[Page layout parsing data]
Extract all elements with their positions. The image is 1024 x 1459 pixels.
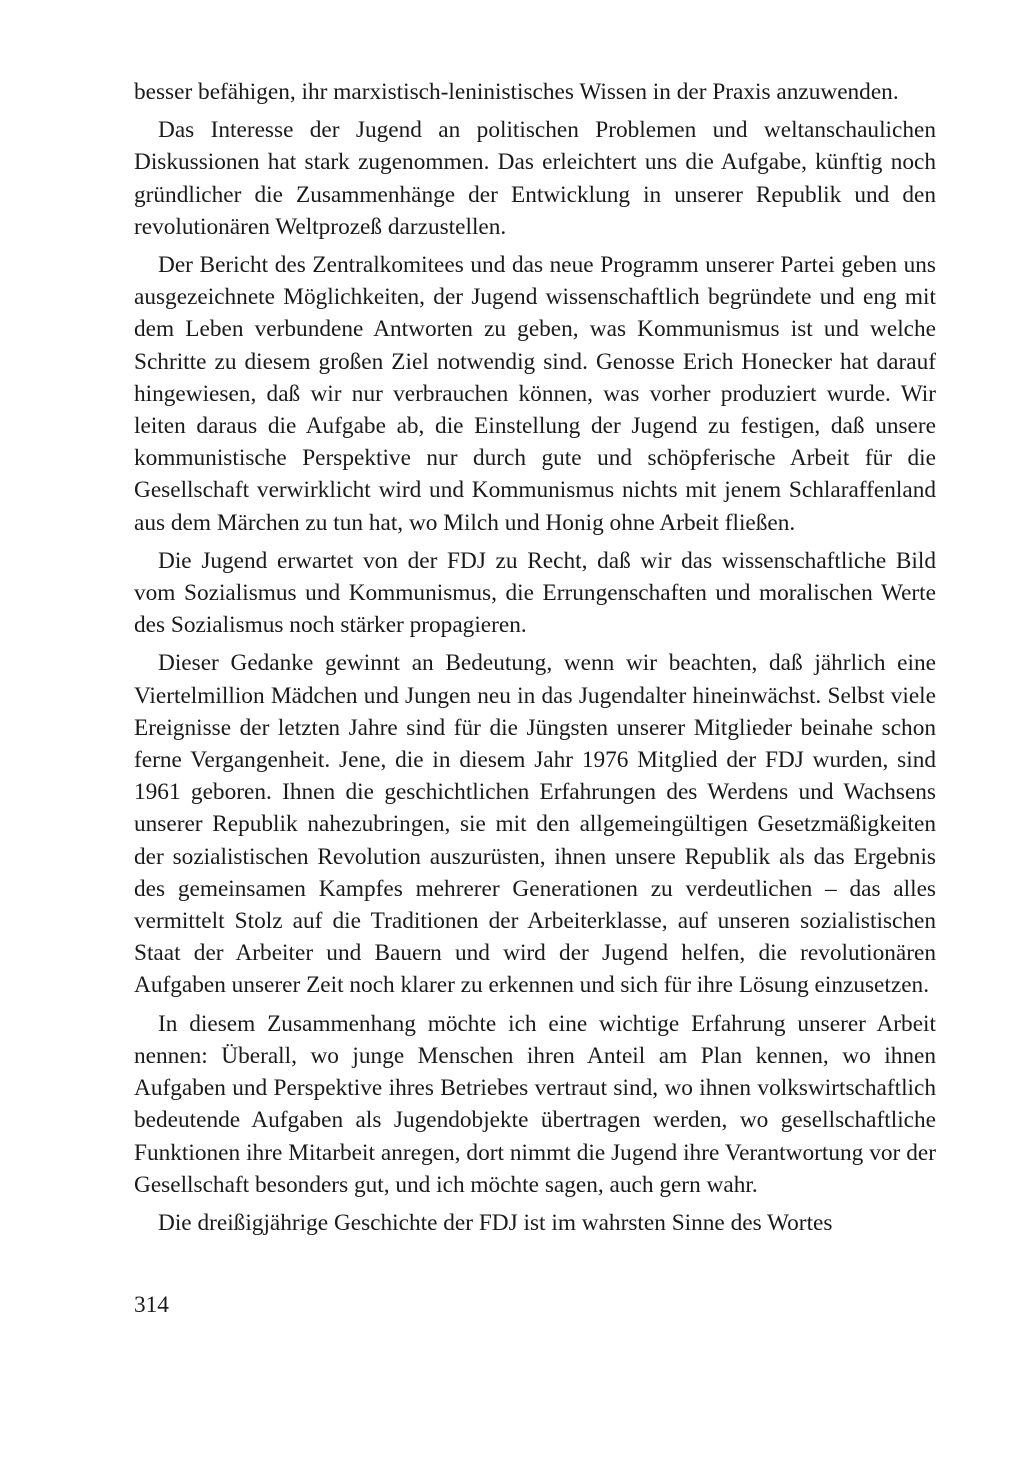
page-body: [134, 76, 936, 1245]
paragraph: besser befähigen, ihr marxistisch-leninistisches Wissen in der Praxis anzuwenden.: [134, 79, 899, 105]
page-number: 314: [134, 1292, 169, 1318]
paragraph: Das Interesse der Jugend an politischen Problemen und weltanschaulichen Diskussionen hat stark zugenommen. Das erleichtert uns die Aufgabe, künftig noch gründlicher die Zusammenhänge der Entwicklung in unserer Republik und den revolutionären Weltprozeß darzustellen.: [134, 117, 936, 240]
paragraph: Die dreißigjährige Geschichte der FDJ ist im wahrsten Sinne des Wortes: [158, 1209, 833, 1236]
paragraph: Der Bericht des Zentralkomitees und das neue Programm unserer Partei geben uns ausgezeichnete Möglichkeiten, der Jugend wissenschaftlich begründete und eng mit dem Leben verbundene Antworten zu geben, was Kommunismus ist und welche Schritte zu diesem großen Ziel notwendig sind. Genosse Erich Honecker hat darauf hingewiesen, daß wir nur verbrauchen können, was vorher produziert wurde. Wir leiten daraus die Aufgabe ab, die Einstellung der Jugend zu festigen, daß unsere kommunistische Perspektive nur durch gute und schöpferische Arbeit für die Gesellschaft verwirklicht wird und Kommunismus nichts mit jenem Schlaraffenland aus dem Märchen zu tun hat, wo Milch und Honig ohne Arbeit fließen.: [134, 252, 936, 536]
paragraph: Dieser Gedanke gewinnt an Bedeutung, wenn wir beachten, daß jährlich eine Viertelmillion Mädchen und Jungen neu in das Jugendalter hineinwächst. Selbst viele Ereignisse der letzten Jahre sind für die Jüngsten unserer Mitglieder beinahe schon ferne Vergangenheit. Jene, die in diesem Jahr 1976 Mitglied der FDJ wurden, sind 1961 geboren. Ihnen die geschichtlichen Erfahrungen des Werdens und Wachsens unserer Republik nahezubringen, sie mit den allgemeingültigen Gesetzmäßigkeiten der sozialistischen Revolution auszurüsten, ihnen unsere Republik als das Ergebnis des gemeinsamen Kampfes mehrerer Generationen zu verdeutlichen – das alles vermittelt Stolz auf die Traditionen der Arbeiterklasse, auf unseren sozialistischen Staat der Arbeiter und Bauern und wird der Jugend helfen, die revolutionären Aufgaben unserer Zeit noch klarer zu erkennen und sich für ihre Lösung einzusetzen.: [134, 650, 936, 999]
paragraph: In diesem Zusammenhang möchte ich eine wichtige Erfahrung unserer Arbeit nennen: Überall, wo junge Menschen ihren Anteil am Plan kennen, wo ihnen Aufgaben und Perspektive ihres Betriebes vertraut sind, wo ihnen volkswirtschaftlich bedeutende Aufgaben als Jugendobjekte übertragen werden, wo gesellschaftliche Funktionen ihre Mitarbeit anregen, dort nimmt die Jugend ihre Verantwortung vor der Gesellschaft besonders gut, und ich möchte sagen, auch gern wahr.: [134, 1010, 936, 1198]
paragraph: Die Jugend erwartet von der FDJ zu Recht, daß wir das wissenschaftliche Bild vom Sozialismus und Kommunismus, die Errungenschaften und moralischen Werte des Sozialismus noch stärker propagieren.: [134, 547, 936, 639]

• **BRIEF**
Could you reproduce the entries verbatim, leaving out all pictures?

• **OUTPUT**
Extract all elements with their positions. The image is 1024 x 1459 pixels.
page-body: [134, 76, 936, 1245]
paragraph: besser befähigen, ihr marxistisch-leninistisches Wissen in der Praxis anzuwenden.: [134, 79, 899, 105]
page-number: 314: [134, 1292, 169, 1318]
paragraph: Das Interesse der Jugend an politischen Problemen und weltanschaulichen Diskussionen hat stark zugenommen. Das erleichtert uns die Aufgabe, künftig noch gründlicher die Zusammenhänge der Entwicklung in unserer Republik und den revolutionären Weltprozeß darzustellen.: [134, 117, 936, 240]
paragraph: Die dreißigjährige Geschichte der FDJ ist im wahrsten Sinne des Wortes: [158, 1209, 833, 1236]
paragraph: Der Bericht des Zentralkomitees und das neue Programm unserer Partei geben uns ausgezeichnete Möglichkeiten, der Jugend wissenschaftlich begründete und eng mit dem Leben verbundene Antworten zu geben, was Kommunismus ist und welche Schritte zu diesem großen Ziel notwendig sind. Genosse Erich Honecker hat darauf hingewiesen, daß wir nur verbrauchen können, was vorher produziert wurde. Wir leiten daraus die Aufgabe ab, die Einstellung der Jugend zu festigen, daß unsere kommunistische Perspektive nur durch gute und schöpferische Arbeit für die Gesellschaft verwirklicht wird und Kommunismus nichts mit jenem Schlaraffenland aus dem Märchen zu tun hat, wo Milch und Honig ohne Arbeit fließen.: [134, 252, 936, 536]
paragraph: Dieser Gedanke gewinnt an Bedeutung, wenn wir beachten, daß jährlich eine Viertelmillion Mädchen und Jungen neu in das Jugendalter hineinwächst. Selbst viele Ereignisse der letzten Jahre sind für die Jüngsten unserer Mitglieder beinahe schon ferne Vergangenheit. Jene, die in diesem Jahr 1976 Mitglied der FDJ wurden, sind 1961 geboren. Ihnen die geschichtlichen Erfahrungen des Werdens und Wachsens unserer Republik nahezubringen, sie mit den allgemeingültigen Gesetzmäßigkeiten der sozialistischen Revolution auszurüsten, ihnen unsere Republik als das Ergebnis des gemeinsamen Kampfes mehrerer Generationen zu verdeutlichen – das alles vermittelt Stolz auf die Traditionen der Arbeiterklasse, auf unseren sozialistischen Staat der Arbeiter und Bauern und wird der Jugend helfen, die revolutionären Aufgaben unserer Zeit noch klarer zu erkennen und sich für ihre Lösung einzusetzen.: [134, 650, 936, 999]
paragraph: In diesem Zusammenhang möchte ich eine wichtige Erfahrung unserer Arbeit nennen: Überall, wo junge Menschen ihren Anteil am Plan kennen, wo ihnen Aufgaben und Perspektive ihres Betriebes vertraut sind, wo ihnen volkswirtschaftlich bedeutende Aufgaben als Jugendobjekte übertragen werden, wo gesellschaftliche Funktionen ihre Mitarbeit anregen, dort nimmt die Jugend ihre Verantwortung vor der Gesellschaft besonders gut, und ich möchte sagen, auch gern wahr.: [134, 1010, 936, 1198]
paragraph: Die Jugend erwartet von der FDJ zu Recht, daß wir das wissenschaftliche Bild vom Sozialismus und Kommunismus, die Errungenschaften und moralischen Werte des Sozialismus noch stärker propagieren.: [134, 547, 936, 639]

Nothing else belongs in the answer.